- **Task directions**
What follows is a set of records; restate each one word for word and drop the pictures.

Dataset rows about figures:
------

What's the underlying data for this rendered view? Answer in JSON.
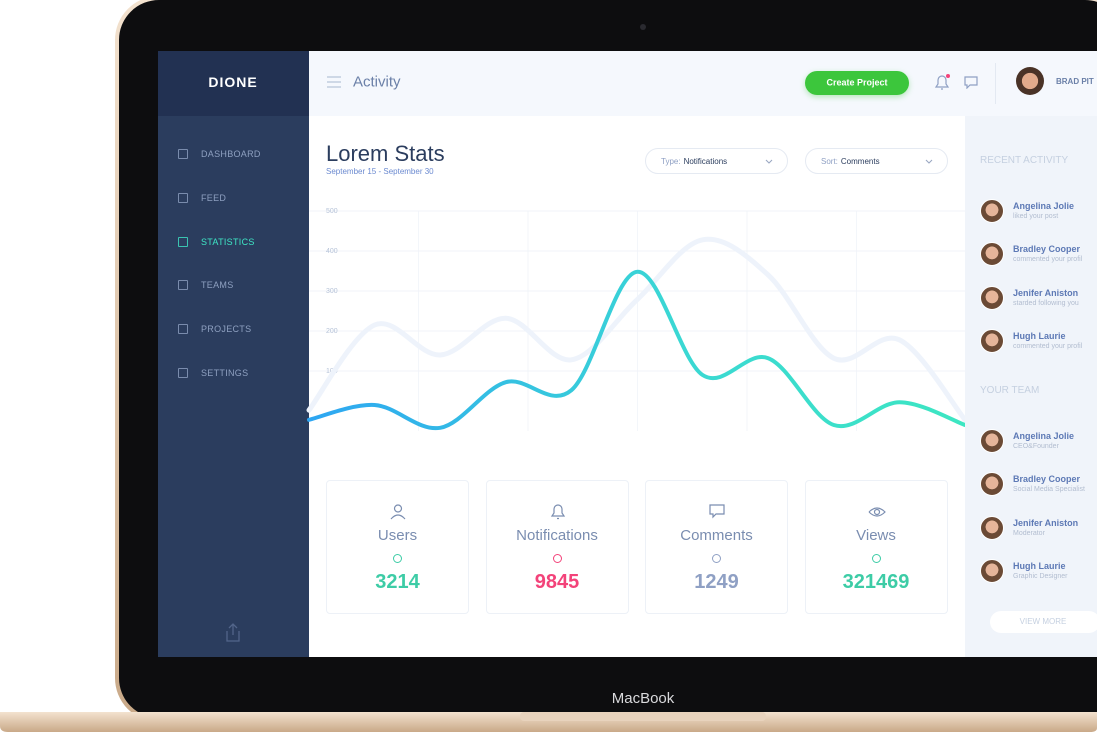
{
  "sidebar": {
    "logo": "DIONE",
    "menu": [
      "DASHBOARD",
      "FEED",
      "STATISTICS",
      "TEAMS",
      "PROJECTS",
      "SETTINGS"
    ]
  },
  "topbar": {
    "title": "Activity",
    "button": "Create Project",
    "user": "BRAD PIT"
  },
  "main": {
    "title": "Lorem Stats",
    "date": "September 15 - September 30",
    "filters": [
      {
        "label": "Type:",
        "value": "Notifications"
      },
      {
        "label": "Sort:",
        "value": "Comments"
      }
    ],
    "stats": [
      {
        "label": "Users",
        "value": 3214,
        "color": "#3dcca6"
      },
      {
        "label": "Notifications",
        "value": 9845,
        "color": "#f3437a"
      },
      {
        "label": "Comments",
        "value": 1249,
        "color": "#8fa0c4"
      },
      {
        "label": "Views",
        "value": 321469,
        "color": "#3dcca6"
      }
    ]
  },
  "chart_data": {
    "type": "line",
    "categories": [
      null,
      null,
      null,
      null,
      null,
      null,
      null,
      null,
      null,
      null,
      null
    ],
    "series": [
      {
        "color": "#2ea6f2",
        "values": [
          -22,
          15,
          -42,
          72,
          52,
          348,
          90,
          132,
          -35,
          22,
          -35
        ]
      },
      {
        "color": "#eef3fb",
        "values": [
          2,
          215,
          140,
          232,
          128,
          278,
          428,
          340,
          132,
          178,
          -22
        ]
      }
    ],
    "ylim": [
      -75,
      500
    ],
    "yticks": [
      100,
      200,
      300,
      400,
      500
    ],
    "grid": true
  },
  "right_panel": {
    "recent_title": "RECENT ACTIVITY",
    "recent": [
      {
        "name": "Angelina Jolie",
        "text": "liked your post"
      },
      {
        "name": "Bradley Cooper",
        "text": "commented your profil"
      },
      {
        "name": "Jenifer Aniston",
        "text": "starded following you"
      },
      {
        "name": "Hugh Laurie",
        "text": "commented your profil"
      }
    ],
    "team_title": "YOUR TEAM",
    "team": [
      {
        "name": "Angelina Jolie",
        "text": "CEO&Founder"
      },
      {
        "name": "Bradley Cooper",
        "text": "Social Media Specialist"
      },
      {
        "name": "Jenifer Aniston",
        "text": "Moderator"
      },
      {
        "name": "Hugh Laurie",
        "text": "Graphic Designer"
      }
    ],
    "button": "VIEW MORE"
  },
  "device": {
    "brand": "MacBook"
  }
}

------

- **Answer for the task**
What's the underlying data for this rendered view? Answer in JSON.
{
  "sidebar": {
    "logo": "DIONE",
    "menu": [
      "DASHBOARD",
      "FEED",
      "STATISTICS",
      "TEAMS",
      "PROJECTS",
      "SETTINGS"
    ]
  },
  "topbar": {
    "title": "Activity",
    "button": "Create Project",
    "user": "BRAD PIT"
  },
  "main": {
    "title": "Lorem Stats",
    "date": "September 15 - September 30",
    "filters": [
      {
        "label": "Type:",
        "value": "Notifications"
      },
      {
        "label": "Sort:",
        "value": "Comments"
      }
    ],
    "stats": [
      {
        "label": "Users",
        "value": 3214,
        "color": "#3dcca6"
      },
      {
        "label": "Notifications",
        "value": 9845,
        "color": "#f3437a"
      },
      {
        "label": "Comments",
        "value": 1249,
        "color": "#8fa0c4"
      },
      {
        "label": "Views",
        "value": 321469,
        "color": "#3dcca6"
      }
    ]
  },
  "chart_data": {
    "type": "line",
    "categories": [
      null,
      null,
      null,
      null,
      null,
      null,
      null,
      null,
      null,
      null,
      null
    ],
    "series": [
      {
        "color": "#2ea6f2",
        "values": [
          -22,
          15,
          -42,
          72,
          52,
          348,
          90,
          132,
          -35,
          22,
          -35
        ]
      },
      {
        "color": "#eef3fb",
        "values": [
          2,
          215,
          140,
          232,
          128,
          278,
          428,
          340,
          132,
          178,
          -22
        ]
      }
    ],
    "ylim": [
      -75,
      500
    ],
    "yticks": [
      100,
      200,
      300,
      400,
      500
    ],
    "grid": true
  },
  "right_panel": {
    "recent_title": "RECENT ACTIVITY",
    "recent": [
      {
        "name": "Angelina Jolie",
        "text": "liked your post"
      },
      {
        "name": "Bradley Cooper",
        "text": "commented your profil"
      },
      {
        "name": "Jenifer Aniston",
        "text": "starded following you"
      },
      {
        "name": "Hugh Laurie",
        "text": "commented your profil"
      }
    ],
    "team_title": "YOUR TEAM",
    "team": [
      {
        "name": "Angelina Jolie",
        "text": "CEO&Founder"
      },
      {
        "name": "Bradley Cooper",
        "text": "Social Media Specialist"
      },
      {
        "name": "Jenifer Aniston",
        "text": "Moderator"
      },
      {
        "name": "Hugh Laurie",
        "text": "Graphic Designer"
      }
    ],
    "button": "VIEW MORE"
  },
  "device": {
    "brand": "MacBook"
  }
}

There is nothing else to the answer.